GOAL
Reproduce every entry below precisely. Pictures are excluded from the copy.

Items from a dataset
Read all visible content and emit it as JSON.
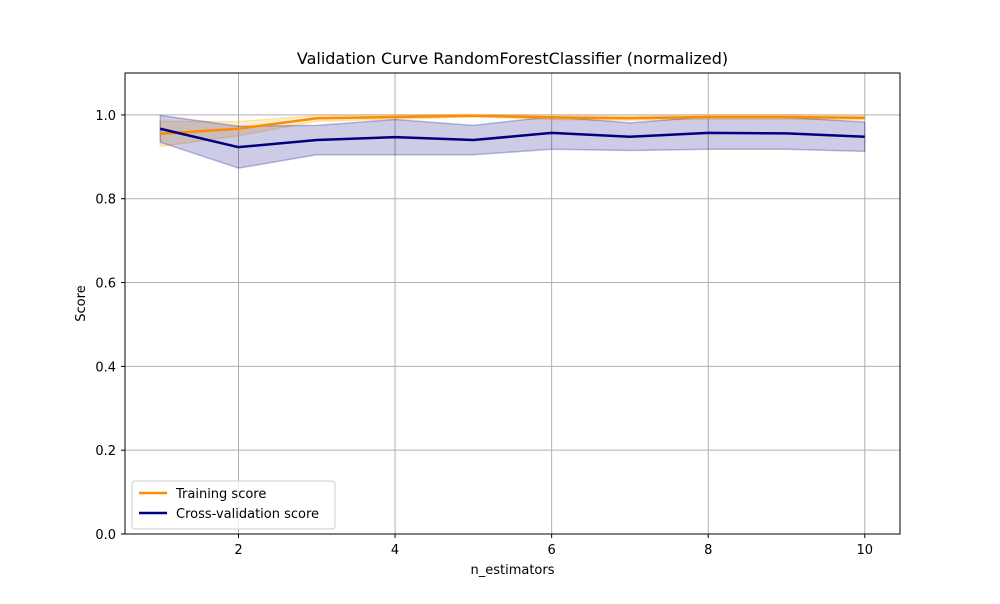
{
  "chart_data": {
    "type": "line",
    "title": "Validation Curve RandomForestClassifier (normalized)",
    "xlabel": "n_estimators",
    "ylabel": "Score",
    "xlim": [
      0.55,
      10.45
    ],
    "ylim": [
      0.0,
      1.1
    ],
    "xticks": [
      2,
      4,
      6,
      8,
      10
    ],
    "yticks": [
      0.0,
      0.2,
      0.4,
      0.6,
      0.8,
      1.0
    ],
    "xtick_labels": [
      "2",
      "4",
      "6",
      "8",
      "10"
    ],
    "ytick_labels": [
      "0.0",
      "0.2",
      "0.4",
      "0.6",
      "0.8",
      "1.0"
    ],
    "grid": true,
    "legend_position": "lower-left",
    "x": [
      1,
      2,
      3,
      4,
      5,
      6,
      7,
      8,
      9,
      10
    ],
    "series": [
      {
        "name": "Training score",
        "color": "#ff8c00",
        "band_color": "#ffa500",
        "values": [
          0.955,
          0.967,
          0.992,
          0.995,
          0.998,
          0.994,
          0.992,
          0.995,
          0.995,
          0.993
        ],
        "lower": [
          0.925,
          0.95,
          0.985,
          0.99,
          0.995,
          0.989,
          0.987,
          0.99,
          0.99,
          0.988
        ],
        "upper": [
          0.985,
          0.984,
          0.999,
          1.0,
          1.001,
          0.999,
          0.997,
          1.0,
          1.0,
          0.998
        ]
      },
      {
        "name": "Cross-validation score",
        "color": "#000080",
        "band_color": "#000080",
        "values": [
          0.967,
          0.923,
          0.94,
          0.947,
          0.94,
          0.957,
          0.948,
          0.957,
          0.956,
          0.948
        ],
        "lower": [
          0.935,
          0.873,
          0.905,
          0.905,
          0.905,
          0.918,
          0.915,
          0.918,
          0.918,
          0.913
        ],
        "upper": [
          0.999,
          0.973,
          0.975,
          0.989,
          0.975,
          0.996,
          0.981,
          0.996,
          0.994,
          0.983
        ]
      }
    ]
  }
}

REPLY TO THE TASK
Read all visible content and emit it as JSON.
{
  "chart_data": {
    "type": "line",
    "title": "Validation Curve RandomForestClassifier (normalized)",
    "xlabel": "n_estimators",
    "ylabel": "Score",
    "xlim": [
      0.55,
      10.45
    ],
    "ylim": [
      0.0,
      1.1
    ],
    "xticks": [
      2,
      4,
      6,
      8,
      10
    ],
    "yticks": [
      0.0,
      0.2,
      0.4,
      0.6,
      0.8,
      1.0
    ],
    "xtick_labels": [
      "2",
      "4",
      "6",
      "8",
      "10"
    ],
    "ytick_labels": [
      "0.0",
      "0.2",
      "0.4",
      "0.6",
      "0.8",
      "1.0"
    ],
    "grid": true,
    "legend_position": "lower-left",
    "x": [
      1,
      2,
      3,
      4,
      5,
      6,
      7,
      8,
      9,
      10
    ],
    "series": [
      {
        "name": "Training score",
        "color": "#ff8c00",
        "band_color": "#ffa500",
        "values": [
          0.955,
          0.967,
          0.992,
          0.995,
          0.998,
          0.994,
          0.992,
          0.995,
          0.995,
          0.993
        ],
        "lower": [
          0.925,
          0.95,
          0.985,
          0.99,
          0.995,
          0.989,
          0.987,
          0.99,
          0.99,
          0.988
        ],
        "upper": [
          0.985,
          0.984,
          0.999,
          1.0,
          1.001,
          0.999,
          0.997,
          1.0,
          1.0,
          0.998
        ]
      },
      {
        "name": "Cross-validation score",
        "color": "#000080",
        "band_color": "#000080",
        "values": [
          0.967,
          0.923,
          0.94,
          0.947,
          0.94,
          0.957,
          0.948,
          0.957,
          0.956,
          0.948
        ],
        "lower": [
          0.935,
          0.873,
          0.905,
          0.905,
          0.905,
          0.918,
          0.915,
          0.918,
          0.918,
          0.913
        ],
        "upper": [
          0.999,
          0.973,
          0.975,
          0.989,
          0.975,
          0.996,
          0.981,
          0.996,
          0.994,
          0.983
        ]
      }
    ]
  }
}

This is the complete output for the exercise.